--- Short problem ---
Pull out every line with the word "định" from the entries below.

--- Dataset entries ---
────────────────

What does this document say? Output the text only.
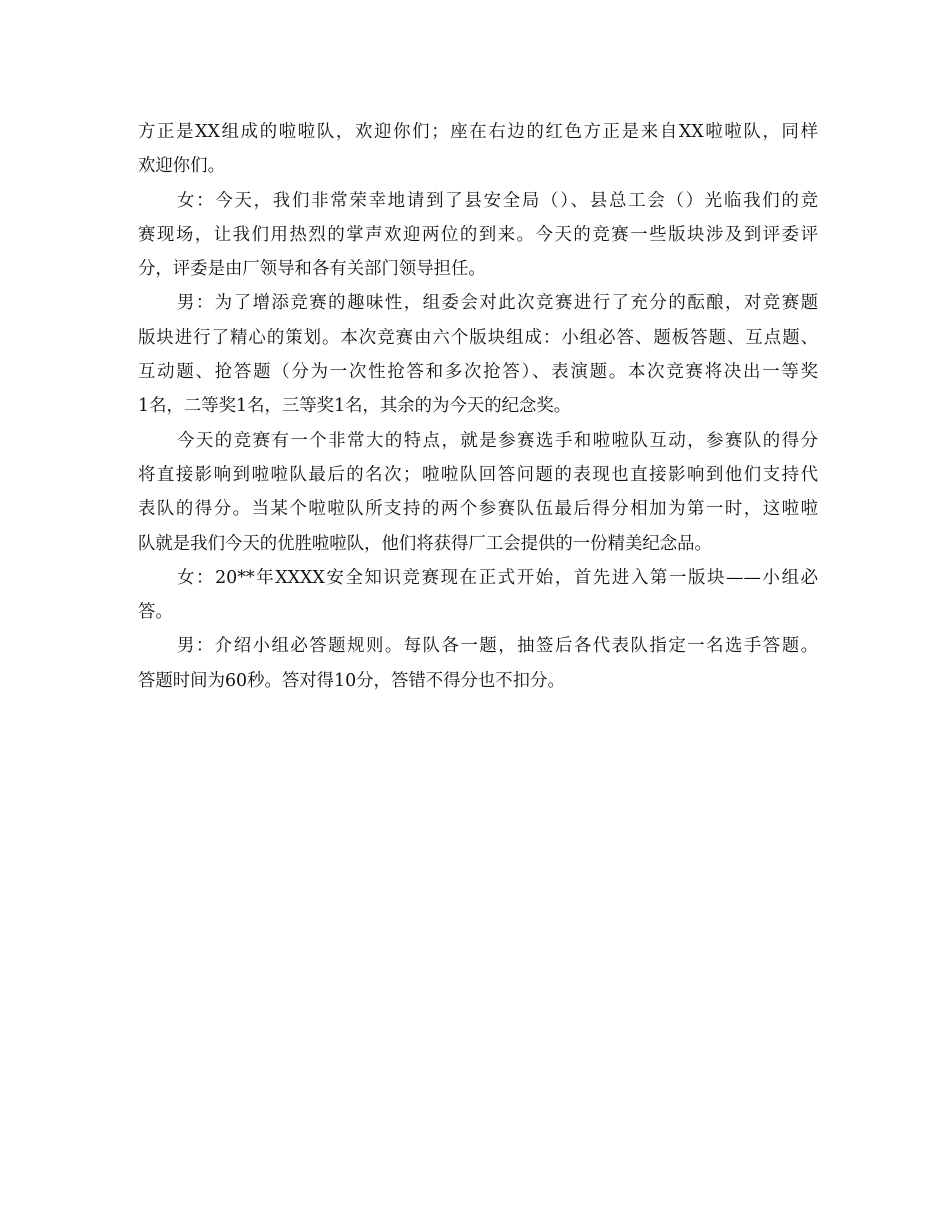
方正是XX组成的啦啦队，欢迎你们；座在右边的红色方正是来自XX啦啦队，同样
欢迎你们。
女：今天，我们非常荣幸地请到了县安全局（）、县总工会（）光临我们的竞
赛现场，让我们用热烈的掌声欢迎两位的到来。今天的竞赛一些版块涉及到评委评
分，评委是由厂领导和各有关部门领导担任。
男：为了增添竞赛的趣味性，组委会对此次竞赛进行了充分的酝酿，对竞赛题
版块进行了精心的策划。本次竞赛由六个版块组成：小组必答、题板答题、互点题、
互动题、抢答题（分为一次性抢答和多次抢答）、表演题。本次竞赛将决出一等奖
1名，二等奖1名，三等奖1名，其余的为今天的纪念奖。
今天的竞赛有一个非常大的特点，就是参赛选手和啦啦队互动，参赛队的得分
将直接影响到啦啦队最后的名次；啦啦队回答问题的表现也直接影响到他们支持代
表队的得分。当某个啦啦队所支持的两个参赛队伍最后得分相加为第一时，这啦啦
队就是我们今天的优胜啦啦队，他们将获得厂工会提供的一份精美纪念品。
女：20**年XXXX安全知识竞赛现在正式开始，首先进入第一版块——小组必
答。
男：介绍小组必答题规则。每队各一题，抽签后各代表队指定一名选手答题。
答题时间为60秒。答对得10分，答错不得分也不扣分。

────────────────

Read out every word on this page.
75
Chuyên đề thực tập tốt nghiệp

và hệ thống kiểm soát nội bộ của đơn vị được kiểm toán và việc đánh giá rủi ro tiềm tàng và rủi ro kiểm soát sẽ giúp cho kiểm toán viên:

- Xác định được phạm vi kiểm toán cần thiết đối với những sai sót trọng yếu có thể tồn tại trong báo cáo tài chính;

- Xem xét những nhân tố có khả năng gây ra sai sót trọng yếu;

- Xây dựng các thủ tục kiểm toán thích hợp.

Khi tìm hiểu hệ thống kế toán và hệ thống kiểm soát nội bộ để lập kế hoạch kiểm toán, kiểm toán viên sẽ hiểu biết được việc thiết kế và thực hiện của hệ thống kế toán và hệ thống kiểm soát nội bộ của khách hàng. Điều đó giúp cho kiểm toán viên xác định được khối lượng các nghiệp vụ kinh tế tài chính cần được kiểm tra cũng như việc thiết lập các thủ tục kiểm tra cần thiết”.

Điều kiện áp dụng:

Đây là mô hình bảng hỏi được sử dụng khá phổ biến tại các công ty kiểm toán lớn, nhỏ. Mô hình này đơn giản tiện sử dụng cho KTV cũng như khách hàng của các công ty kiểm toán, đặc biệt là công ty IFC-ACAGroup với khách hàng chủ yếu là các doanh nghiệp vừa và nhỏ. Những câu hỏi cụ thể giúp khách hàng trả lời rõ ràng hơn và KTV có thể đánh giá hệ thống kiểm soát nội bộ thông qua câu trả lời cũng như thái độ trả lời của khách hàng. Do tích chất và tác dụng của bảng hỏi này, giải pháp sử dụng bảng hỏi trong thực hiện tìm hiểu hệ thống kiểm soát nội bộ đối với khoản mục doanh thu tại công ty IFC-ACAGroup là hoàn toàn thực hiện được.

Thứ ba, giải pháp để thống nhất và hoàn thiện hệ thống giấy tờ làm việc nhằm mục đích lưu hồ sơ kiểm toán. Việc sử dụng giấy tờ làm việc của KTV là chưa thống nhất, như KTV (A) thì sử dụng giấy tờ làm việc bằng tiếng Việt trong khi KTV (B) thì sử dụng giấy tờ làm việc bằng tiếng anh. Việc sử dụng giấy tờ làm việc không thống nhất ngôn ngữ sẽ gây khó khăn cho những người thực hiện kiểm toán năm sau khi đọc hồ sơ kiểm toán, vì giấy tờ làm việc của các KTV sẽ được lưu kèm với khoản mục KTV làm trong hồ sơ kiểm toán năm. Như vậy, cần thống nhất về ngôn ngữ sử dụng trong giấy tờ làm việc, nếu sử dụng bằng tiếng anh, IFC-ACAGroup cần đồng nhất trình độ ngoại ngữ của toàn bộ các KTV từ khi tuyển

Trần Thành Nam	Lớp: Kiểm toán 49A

────────────────

--- Answer ---
- Xác định được phạm vi kiểm toán cần thiết đối với những sai sót trọng yếu có thể tồn tại trong báo cáo tài chính;
Khi tìm hiểu hệ thống kế toán và hệ thống kiểm soát nội bộ để lập kế hoạch kiểm toán, kiểm toán viên sẽ hiểu biết được việc thiết kế và thực hiện của hệ thống kế toán và hệ thống kiểm soát nội bộ của khách hàng. Điều đó giúp cho kiểm toán viên xác định được khối lượng các nghiệp vụ kinh tế tài chính cần được kiểm tra cũng như việc thiết lập các thủ tục kiểm tra cần thiết”.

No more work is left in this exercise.